* _DATASET CONTENT_:

# # #

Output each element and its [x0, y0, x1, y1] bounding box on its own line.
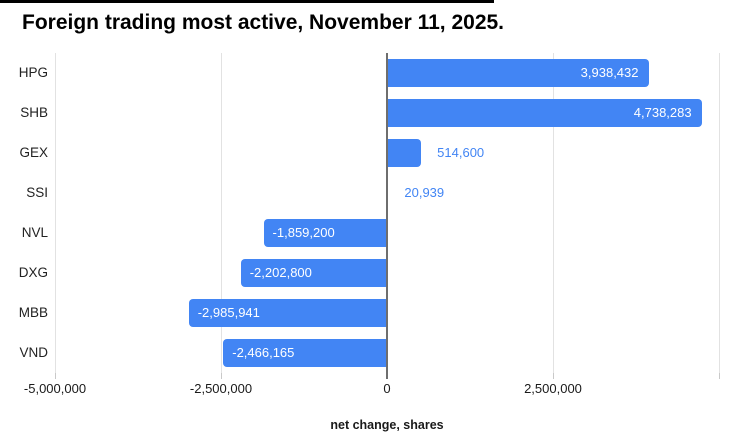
value-label-gex: 514,600 [437, 145, 485, 160]
gridline-0 [54, 53, 56, 373]
gridline-3 [552, 53, 554, 373]
bar-shb-with-value-label: 4,738,283 [387, 99, 702, 127]
x-tick-label-0: -5,000,000 [23, 381, 87, 396]
gridline-4 [718, 53, 720, 373]
bar-hpg-with-value-label: 3,938,432 [387, 59, 649, 87]
gridline-1 [220, 53, 222, 373]
bar-nvl-with-value-label: -1,859,200 [263, 219, 387, 247]
category-label-hpg: HPG [18, 65, 48, 80]
axis-tick-3 [552, 373, 554, 379]
plot-area: 3,938,432 4,738,283 514,600 20,939 -1,859,20… [54, 53, 720, 379]
category-label-shb: SHB [20, 105, 48, 120]
bar-gex [387, 139, 422, 167]
category-label-ssi: SSI [26, 185, 48, 200]
bar-dxg-with-value-label: -2,202,800 [240, 259, 387, 287]
top-border-line [0, 0, 494, 3]
axis-tick-4 [718, 373, 720, 379]
x-tick-label-3: 2,500,000 [524, 381, 582, 396]
x-axis-title: net change, shares [330, 418, 444, 432]
axis-tick-1 [220, 373, 222, 379]
value-label-ssi: 20,939 [404, 185, 445, 200]
chart-title: Foreign trading most active, November 11… [22, 11, 505, 34]
zero-axis-line [386, 53, 388, 379]
axis-tick-0 [54, 373, 56, 379]
x-tick-label-2: 0 [383, 381, 391, 396]
category-label-vnd: VND [19, 345, 48, 360]
category-label-gex: GEX [19, 145, 48, 160]
x-tick-label-1: -2,500,000 [189, 381, 253, 396]
category-label-nvl: NVL [21, 225, 48, 240]
category-label-dxg: DXG [18, 265, 48, 280]
bar-vnd-with-value-label: -2,466,165 [223, 339, 387, 367]
category-label-mbb: MBB [18, 305, 48, 320]
bar-mbb-with-value-label: -2,985,941 [188, 299, 387, 327]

# # #

* _WHAT YOU ARE ASKED TO DO_:
Repeat the lines of the data from the line containing "value-label-gex: 514,600 [437, 145, 485, 160]" through the line containing "gridline-4 [718, 53, 720, 373]", including both of those lines.

* _RESULT BELOW_:
value-label-gex: 514,600 [437, 145, 485, 160]
gridline-0 [54, 53, 56, 373]
gridline-3 [552, 53, 554, 373]
bar-shb-with-value-label: 4,738,283 [387, 99, 702, 127]
x-tick-label-0: -5,000,000 [23, 381, 87, 396]
gridline-4 [718, 53, 720, 373]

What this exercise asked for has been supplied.